## start

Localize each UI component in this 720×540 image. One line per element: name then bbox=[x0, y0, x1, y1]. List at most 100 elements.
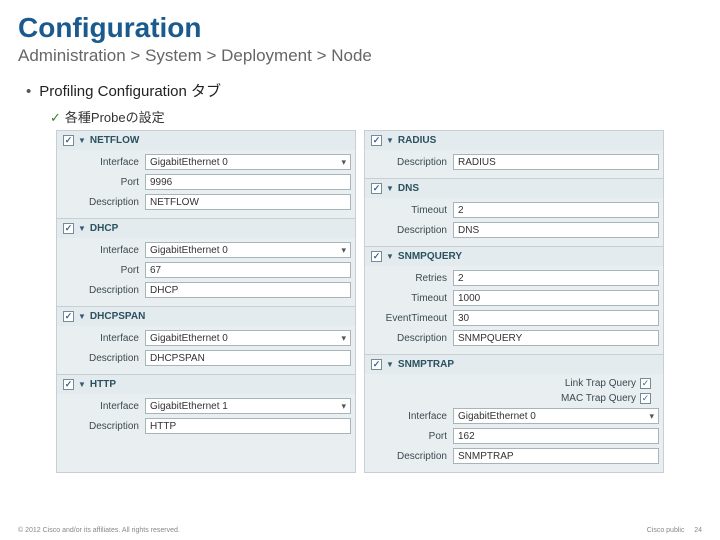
field-label: Description bbox=[369, 451, 447, 462]
checkbox-mac-trap[interactable]: ✓ bbox=[640, 393, 651, 404]
section-title: HTTP bbox=[90, 379, 116, 390]
description-input[interactable]: DHCP bbox=[145, 282, 351, 298]
section-header-http[interactable]: ✓ ▼ HTTP bbox=[57, 375, 355, 394]
field-label: Port bbox=[61, 177, 139, 188]
row-mac-trap: MAC Trap Query ✓ bbox=[369, 391, 659, 406]
field-label: Timeout bbox=[369, 293, 447, 304]
eventtimeout-input[interactable]: 30 bbox=[453, 310, 659, 326]
collapse-icon[interactable]: ▼ bbox=[78, 224, 86, 233]
field-label: Interface bbox=[61, 245, 139, 256]
footer-classification: Cisco public bbox=[647, 527, 685, 534]
retries-input[interactable]: 2 bbox=[453, 270, 659, 286]
footer-copyright: © 2012 Cisco and/or its affiliates. All … bbox=[18, 527, 180, 534]
interface-combo[interactable]: GigabitEthernet 0 bbox=[453, 408, 659, 424]
interface-combo[interactable]: GigabitEthernet 0 bbox=[145, 242, 351, 258]
checkbox-radius[interactable]: ✓ bbox=[371, 135, 382, 146]
section-netflow: ✓ ▼ NETFLOW Interface GigabitEthernet 0 … bbox=[57, 131, 355, 218]
row-link-trap: Link Trap Query ✓ bbox=[369, 376, 659, 391]
checkbox-dhcp[interactable]: ✓ bbox=[63, 223, 74, 234]
checkbox-http[interactable]: ✓ bbox=[63, 379, 74, 390]
field-label: Description bbox=[61, 353, 139, 364]
interface-combo[interactable]: GigabitEthernet 1 bbox=[145, 398, 351, 414]
row-port: Port 9996 bbox=[61, 172, 351, 192]
collapse-icon[interactable]: ▼ bbox=[386, 252, 394, 261]
row-description: Description NETFLOW bbox=[61, 192, 351, 212]
field-label: Interface bbox=[61, 333, 139, 344]
description-input[interactable]: NETFLOW bbox=[145, 194, 351, 210]
field-label: Port bbox=[369, 431, 447, 442]
section-header-dns[interactable]: ✓ ▼ DNS bbox=[365, 179, 663, 198]
port-input[interactable]: 67 bbox=[145, 262, 351, 278]
field-label: Link Trap Query bbox=[565, 378, 636, 389]
collapse-icon[interactable]: ▼ bbox=[78, 312, 86, 321]
checkbox-snmpquery[interactable]: ✓ bbox=[371, 251, 382, 262]
bullet-sub-text: 各種Probeの設定 bbox=[65, 110, 165, 125]
section-dhcp: ✓ ▼ DHCP Interface GigabitEthernet 0 Port… bbox=[57, 218, 355, 306]
section-dhcpspan: ✓ ▼ DHCPSPAN InterfaceGigabitEthernet 0 … bbox=[57, 306, 355, 374]
description-input[interactable]: DNS bbox=[453, 222, 659, 238]
section-header-dhcpspan[interactable]: ✓ ▼ DHCPSPAN bbox=[57, 307, 355, 326]
interface-combo[interactable]: GigabitEthernet 0 bbox=[145, 330, 351, 346]
row-interface: Interface GigabitEthernet 0 bbox=[61, 152, 351, 172]
description-input[interactable]: SNMPQUERY bbox=[453, 330, 659, 346]
section-dns: ✓ ▼ DNS Timeout2 DescriptionDNS bbox=[365, 178, 663, 246]
description-input[interactable]: DHCPSPAN bbox=[145, 350, 351, 366]
checkbox-link-trap[interactable]: ✓ bbox=[640, 378, 651, 389]
checkbox-netflow[interactable]: ✓ bbox=[63, 135, 74, 146]
section-title: SNMPTRAP bbox=[398, 359, 454, 370]
timeout-input[interactable]: 1000 bbox=[453, 290, 659, 306]
collapse-icon[interactable]: ▼ bbox=[78, 136, 86, 145]
section-header-radius[interactable]: ✓ ▼ RADIUS bbox=[365, 131, 663, 150]
field-label: Interface bbox=[61, 157, 139, 168]
port-input[interactable]: 9996 bbox=[145, 174, 351, 190]
timeout-input[interactable]: 2 bbox=[453, 202, 659, 218]
section-header-dhcp[interactable]: ✓ ▼ DHCP bbox=[57, 219, 355, 238]
field-label: Timeout bbox=[369, 205, 447, 216]
bullet-sub: ✓ 各種Probeの設定 bbox=[26, 101, 720, 126]
section-title: SNMPQUERY bbox=[398, 251, 462, 262]
collapse-icon[interactable]: ▼ bbox=[386, 136, 394, 145]
interface-combo[interactable]: GigabitEthernet 0 bbox=[145, 154, 351, 170]
bullet-dot-icon: • bbox=[26, 83, 31, 100]
panel-right: ✓ ▼ RADIUS DescriptionRADIUS ✓ ▼ DNS Tim… bbox=[364, 130, 664, 473]
section-title: NETFLOW bbox=[90, 135, 139, 146]
section-title: RADIUS bbox=[398, 135, 436, 146]
footer: © 2012 Cisco and/or its affiliates. All … bbox=[18, 527, 702, 534]
checkbox-dns[interactable]: ✓ bbox=[371, 183, 382, 194]
section-title: DHCP bbox=[90, 223, 118, 234]
section-http: ✓ ▼ HTTP Interface GigabitEthernet 1 Desc… bbox=[57, 374, 355, 442]
port-input[interactable]: 162 bbox=[453, 428, 659, 444]
field-label: Description bbox=[61, 285, 139, 296]
description-input[interactable]: SNMPTRAP bbox=[453, 448, 659, 464]
field-label: Interface bbox=[61, 401, 139, 412]
field-label: MAC Trap Query bbox=[561, 393, 636, 404]
collapse-icon[interactable]: ▼ bbox=[78, 380, 86, 389]
page-title: Configuration bbox=[0, 0, 720, 46]
field-label: Description bbox=[369, 333, 447, 344]
field-label: Description bbox=[61, 197, 139, 208]
breadcrumb: Administration > System > Deployment > N… bbox=[0, 46, 720, 70]
checkbox-dhcpspan[interactable]: ✓ bbox=[63, 311, 74, 322]
bullet-list: • Profiling Configuration タブ ✓ 各種Probeの設定 bbox=[0, 70, 720, 126]
section-snmptrap: ✓ ▼ SNMPTRAP Link Trap Query ✓ MAC Trap … bbox=[365, 354, 663, 472]
description-input[interactable]: RADIUS bbox=[453, 154, 659, 170]
section-header-netflow[interactable]: ✓ ▼ NETFLOW bbox=[57, 131, 355, 150]
section-header-snmpquery[interactable]: ✓ ▼ SNMPQUERY bbox=[365, 247, 663, 266]
checkbox-snmptrap[interactable]: ✓ bbox=[371, 359, 382, 370]
field-label: Port bbox=[61, 265, 139, 276]
collapse-icon[interactable]: ▼ bbox=[386, 184, 394, 193]
checkmark-icon: ✓ bbox=[50, 110, 61, 125]
field-label: Description bbox=[61, 421, 139, 432]
field-label: Interface bbox=[369, 411, 447, 422]
section-title: DHCPSPAN bbox=[90, 311, 145, 322]
section-snmpquery: ✓ ▼ SNMPQUERY Retries2 Timeout1000 Event… bbox=[365, 246, 663, 354]
section-radius: ✓ ▼ RADIUS DescriptionRADIUS bbox=[365, 131, 663, 178]
bullet-main-text: Profiling Configuration タブ bbox=[39, 83, 221, 100]
section-header-snmptrap[interactable]: ✓ ▼ SNMPTRAP bbox=[365, 355, 663, 374]
footer-page-number: 24 bbox=[694, 527, 702, 534]
panel-left: ✓ ▼ NETFLOW Interface GigabitEthernet 0 … bbox=[56, 130, 356, 473]
description-input[interactable]: HTTP bbox=[145, 418, 351, 434]
screenshot-area: ✓ ▼ NETFLOW Interface GigabitEthernet 0 … bbox=[0, 126, 720, 473]
collapse-icon[interactable]: ▼ bbox=[386, 360, 394, 369]
section-title: DNS bbox=[398, 183, 419, 194]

## end

(Goal) Arrange the listing's lines from the one containing "field-label: Description bbox=[369, 451, 447, 462]" through the one containing "194, 351, 210]" as a Markdown table with the columns Row and Entry, skipping any blank lines.

(The response)
| Row | Entry |
|---|---|
| 1 | field-label: Description bbox=[369, 451, 447, 462] |
| 2 | checkbox-mac-trap[interactable]: ✓ bbox=[640, 393, 651, 404] |
| 3 | section-title: HTTP bbox=[90, 379, 116, 390] |
| 4 | description-input[interactable]: DHCP bbox=[145, 282, 351, 298] |
| 5 | section-header-http[interactable]: ✓ ▼ HTTP bbox=[57, 375, 355, 394] |
| 6 | field-label: Port bbox=[61, 177, 139, 188] |
| 7 | row-mac-trap: MAC Trap Query ✓ bbox=[369, 391, 659, 406] |
| 8 | field-label: Timeout bbox=[369, 293, 447, 304] |
| 9 | eventtimeout-input[interactable]: 30 bbox=[453, 310, 659, 326] |
| 10 | collapse-icon[interactable]: ▼ bbox=[78, 224, 86, 233] |
| 11 | field-label: Interface bbox=[61, 245, 139, 256] |
| 12 | footer-classification: Cisco public bbox=[647, 527, 685, 534] |
| 13 | retries-input[interactable]: 2 bbox=[453, 270, 659, 286] |
| 14 | footer-copyright: © 2012 Cisco and/or its affiliates. All … bbox=[18, 527, 180, 534] |
| 15 | interface-combo[interactable]: GigabitEthernet 0 bbox=[453, 408, 659, 424] |
| 16 | interface-combo[interactable]: GigabitEthernet 0 bbox=[145, 242, 351, 258] |
| 17 | checkbox-radius[interactable]: ✓ bbox=[371, 135, 382, 146] |
| 18 | section-netflow: ✓ ▼ NETFLOW Interface GigabitEthernet 0 … bbox=[57, 131, 355, 218] |
| 19 | row-link-trap: Link Trap Query ✓ bbox=[369, 376, 659, 391] |
| 20 | checkbox-dhcp[interactable]: ✓ bbox=[63, 223, 74, 234] |
| 21 | checkbox-http[interactable]: ✓ bbox=[63, 379, 74, 390] |
| 22 | field-label: Description bbox=[61, 353, 139, 364] |
| 23 | interface-combo[interactable]: GigabitEthernet 1 bbox=[145, 398, 351, 414] |
| 24 | row-port: Port 9996 bbox=[61, 172, 351, 192] |
| 25 | collapse-icon[interactable]: ▼ bbox=[386, 252, 394, 261] |
| 26 | row-description: Description NETFLOW bbox=[61, 192, 351, 212] |
| 27 | field-label: Interface bbox=[61, 333, 139, 344] |
| 28 | description-input[interactable]: NETFLOW bbox=[145, 194, 351, 210] |